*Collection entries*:
--------------------------------

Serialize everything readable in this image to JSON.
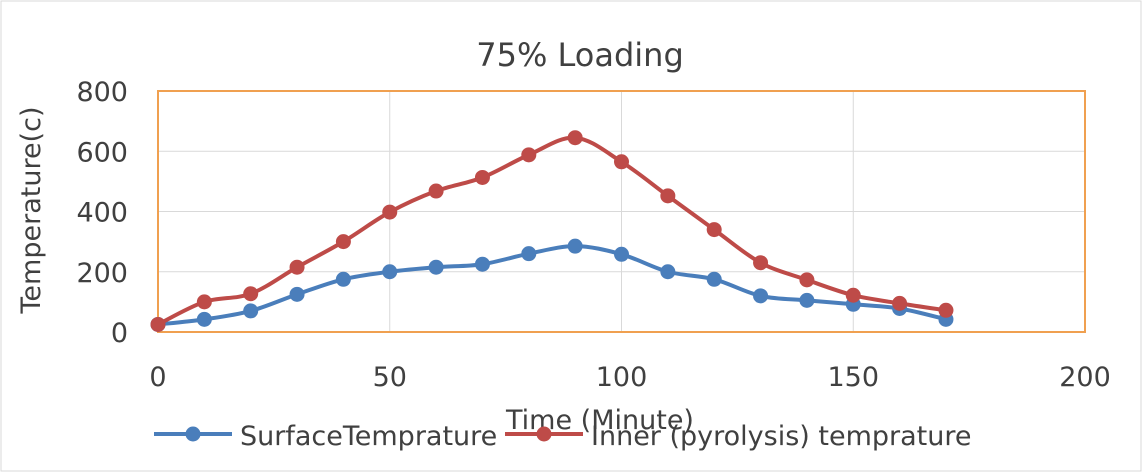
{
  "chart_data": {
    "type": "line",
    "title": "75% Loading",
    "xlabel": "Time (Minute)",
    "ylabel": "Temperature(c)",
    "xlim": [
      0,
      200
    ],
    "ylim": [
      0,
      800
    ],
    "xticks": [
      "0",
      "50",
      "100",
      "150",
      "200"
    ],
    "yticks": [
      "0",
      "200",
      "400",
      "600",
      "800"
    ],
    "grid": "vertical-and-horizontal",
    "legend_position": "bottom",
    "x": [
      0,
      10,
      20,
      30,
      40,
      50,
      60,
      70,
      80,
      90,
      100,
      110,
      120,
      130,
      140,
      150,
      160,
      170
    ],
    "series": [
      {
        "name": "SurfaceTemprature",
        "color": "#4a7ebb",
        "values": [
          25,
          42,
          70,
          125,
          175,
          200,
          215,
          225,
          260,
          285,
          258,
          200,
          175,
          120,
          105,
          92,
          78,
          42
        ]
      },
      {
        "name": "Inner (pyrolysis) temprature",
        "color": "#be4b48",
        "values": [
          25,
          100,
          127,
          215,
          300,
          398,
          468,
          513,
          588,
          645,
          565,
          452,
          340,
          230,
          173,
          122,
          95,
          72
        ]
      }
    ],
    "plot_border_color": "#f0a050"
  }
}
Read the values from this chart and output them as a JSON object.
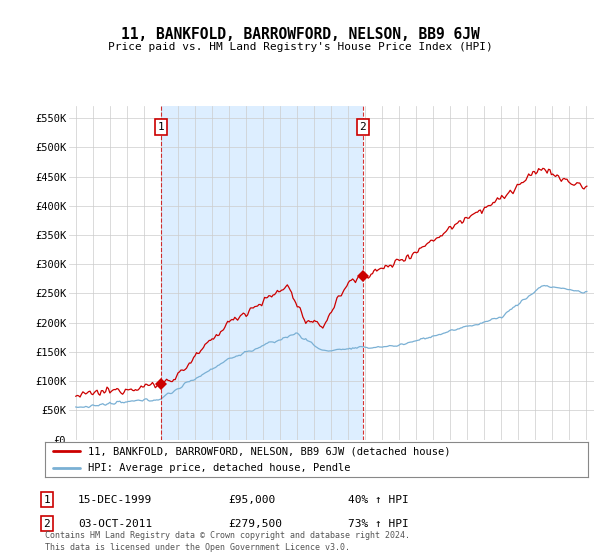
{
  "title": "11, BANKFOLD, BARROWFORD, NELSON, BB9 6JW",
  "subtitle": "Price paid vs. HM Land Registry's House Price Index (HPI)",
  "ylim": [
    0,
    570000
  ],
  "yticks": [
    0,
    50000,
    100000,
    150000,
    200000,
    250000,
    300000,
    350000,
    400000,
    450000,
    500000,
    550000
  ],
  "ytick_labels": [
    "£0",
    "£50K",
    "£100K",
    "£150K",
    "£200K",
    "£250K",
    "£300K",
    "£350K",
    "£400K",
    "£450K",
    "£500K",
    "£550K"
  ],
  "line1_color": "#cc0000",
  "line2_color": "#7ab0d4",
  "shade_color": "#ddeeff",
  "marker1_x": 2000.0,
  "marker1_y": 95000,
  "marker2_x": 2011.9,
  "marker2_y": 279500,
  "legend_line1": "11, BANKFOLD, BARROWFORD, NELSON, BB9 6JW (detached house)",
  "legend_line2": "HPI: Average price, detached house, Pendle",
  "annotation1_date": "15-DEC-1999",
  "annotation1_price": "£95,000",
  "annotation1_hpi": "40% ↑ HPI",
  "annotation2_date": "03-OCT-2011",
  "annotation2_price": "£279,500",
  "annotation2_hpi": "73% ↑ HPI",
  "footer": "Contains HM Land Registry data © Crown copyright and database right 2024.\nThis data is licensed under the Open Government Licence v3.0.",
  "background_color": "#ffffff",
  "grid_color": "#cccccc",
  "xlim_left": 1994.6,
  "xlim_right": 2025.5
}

--------------------------------

*Your goal*: Output exactly the lines from the one containing "Read the values" through the last line of the records above, both included, and leave out the pictures.

*Output*:
Read the values from this chart and output them as a JSON object.
{
  "title": "11, BANKFOLD, BARROWFORD, NELSON, BB9 6JW",
  "subtitle": "Price paid vs. HM Land Registry's House Price Index (HPI)",
  "ylim": [
    0,
    570000
  ],
  "yticks": [
    0,
    50000,
    100000,
    150000,
    200000,
    250000,
    300000,
    350000,
    400000,
    450000,
    500000,
    550000
  ],
  "ytick_labels": [
    "£0",
    "£50K",
    "£100K",
    "£150K",
    "£200K",
    "£250K",
    "£300K",
    "£350K",
    "£400K",
    "£450K",
    "£500K",
    "£550K"
  ],
  "line1_color": "#cc0000",
  "line2_color": "#7ab0d4",
  "shade_color": "#ddeeff",
  "marker1_x": 2000.0,
  "marker1_y": 95000,
  "marker2_x": 2011.9,
  "marker2_y": 279500,
  "legend_line1": "11, BANKFOLD, BARROWFORD, NELSON, BB9 6JW (detached house)",
  "legend_line2": "HPI: Average price, detached house, Pendle",
  "annotation1_date": "15-DEC-1999",
  "annotation1_price": "£95,000",
  "annotation1_hpi": "40% ↑ HPI",
  "annotation2_date": "03-OCT-2011",
  "annotation2_price": "£279,500",
  "annotation2_hpi": "73% ↑ HPI",
  "footer": "Contains HM Land Registry data © Crown copyright and database right 2024.\nThis data is licensed under the Open Government Licence v3.0.",
  "background_color": "#ffffff",
  "grid_color": "#cccccc",
  "xlim_left": 1994.6,
  "xlim_right": 2025.5
}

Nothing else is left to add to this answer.